## Do this
Sort through the data and copy the lines holding the word "Expenses".

## Items from a data source
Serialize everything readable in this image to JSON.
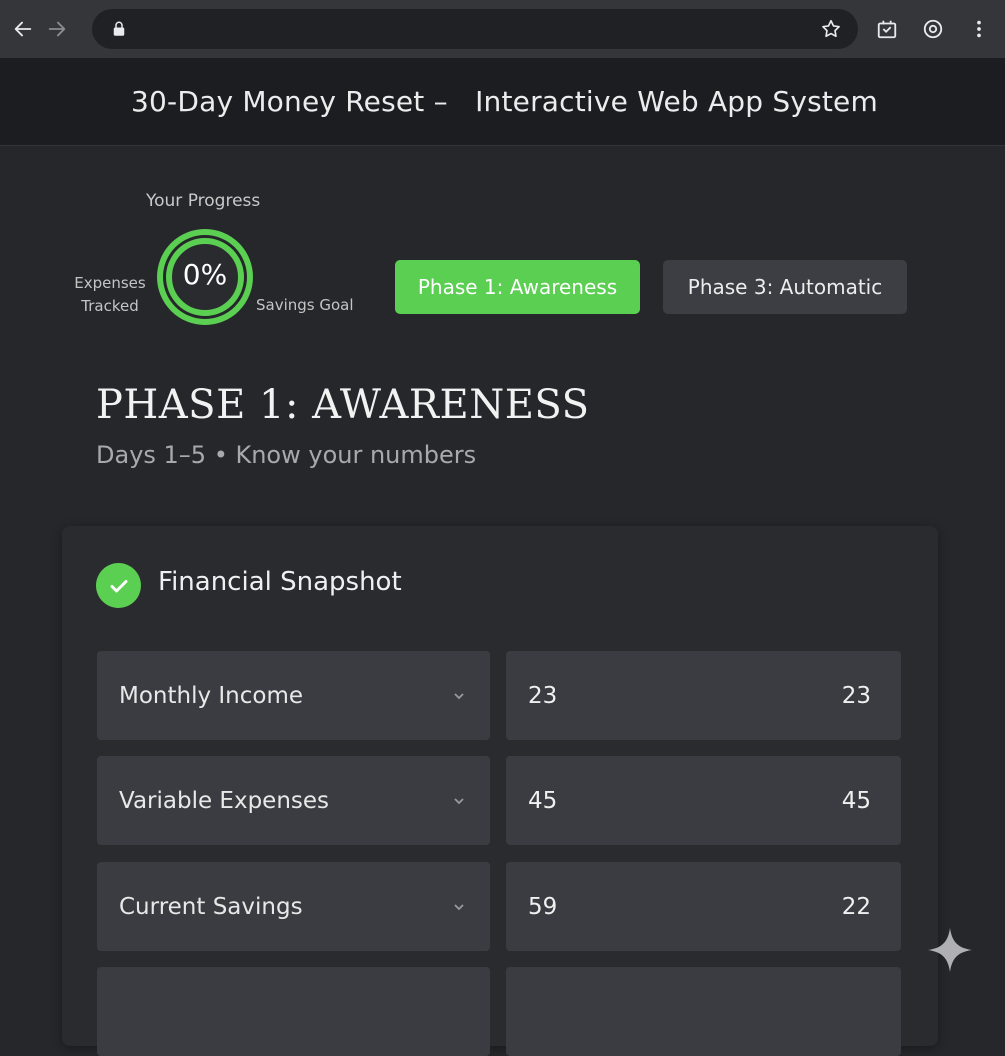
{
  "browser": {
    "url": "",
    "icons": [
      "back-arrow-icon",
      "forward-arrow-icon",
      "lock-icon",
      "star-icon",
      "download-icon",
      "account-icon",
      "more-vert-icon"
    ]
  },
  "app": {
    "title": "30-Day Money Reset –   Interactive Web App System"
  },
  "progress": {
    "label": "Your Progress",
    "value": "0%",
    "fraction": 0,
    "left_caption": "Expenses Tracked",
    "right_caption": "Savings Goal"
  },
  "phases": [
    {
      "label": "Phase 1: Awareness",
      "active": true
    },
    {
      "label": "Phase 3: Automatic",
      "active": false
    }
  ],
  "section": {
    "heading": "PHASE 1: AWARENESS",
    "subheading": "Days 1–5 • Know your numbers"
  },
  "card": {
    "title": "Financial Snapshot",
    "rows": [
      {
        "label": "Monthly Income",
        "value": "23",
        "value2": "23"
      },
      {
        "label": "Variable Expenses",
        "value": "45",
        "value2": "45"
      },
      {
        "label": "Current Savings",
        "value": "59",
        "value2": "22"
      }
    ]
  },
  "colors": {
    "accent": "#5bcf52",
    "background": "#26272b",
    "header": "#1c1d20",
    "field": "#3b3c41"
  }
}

---

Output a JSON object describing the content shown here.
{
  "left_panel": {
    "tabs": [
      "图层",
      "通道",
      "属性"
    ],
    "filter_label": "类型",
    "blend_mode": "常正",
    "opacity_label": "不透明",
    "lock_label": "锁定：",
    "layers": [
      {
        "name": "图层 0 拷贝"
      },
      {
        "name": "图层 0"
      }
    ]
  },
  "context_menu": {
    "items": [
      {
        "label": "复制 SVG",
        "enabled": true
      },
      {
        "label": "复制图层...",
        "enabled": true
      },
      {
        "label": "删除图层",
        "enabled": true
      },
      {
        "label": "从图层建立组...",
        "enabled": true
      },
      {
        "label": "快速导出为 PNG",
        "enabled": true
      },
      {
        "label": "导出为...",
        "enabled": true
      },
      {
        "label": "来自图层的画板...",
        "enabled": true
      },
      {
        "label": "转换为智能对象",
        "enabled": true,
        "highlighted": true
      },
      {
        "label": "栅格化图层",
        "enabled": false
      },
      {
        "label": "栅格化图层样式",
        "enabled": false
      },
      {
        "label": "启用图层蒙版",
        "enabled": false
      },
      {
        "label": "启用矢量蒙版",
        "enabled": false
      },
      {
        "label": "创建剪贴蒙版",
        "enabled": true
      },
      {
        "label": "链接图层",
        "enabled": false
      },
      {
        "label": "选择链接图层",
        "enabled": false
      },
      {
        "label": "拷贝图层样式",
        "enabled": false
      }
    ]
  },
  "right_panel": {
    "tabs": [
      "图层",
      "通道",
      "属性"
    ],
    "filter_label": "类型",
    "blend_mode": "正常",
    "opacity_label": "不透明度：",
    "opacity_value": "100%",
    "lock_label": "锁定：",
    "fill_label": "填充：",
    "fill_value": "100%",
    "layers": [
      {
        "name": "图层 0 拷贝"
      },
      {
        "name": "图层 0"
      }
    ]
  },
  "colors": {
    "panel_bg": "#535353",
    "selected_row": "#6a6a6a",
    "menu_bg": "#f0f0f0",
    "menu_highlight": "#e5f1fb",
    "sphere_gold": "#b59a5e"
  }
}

## Result of this task
    "left_caption": "Expenses Tracked",
        "label": "Variable Expenses",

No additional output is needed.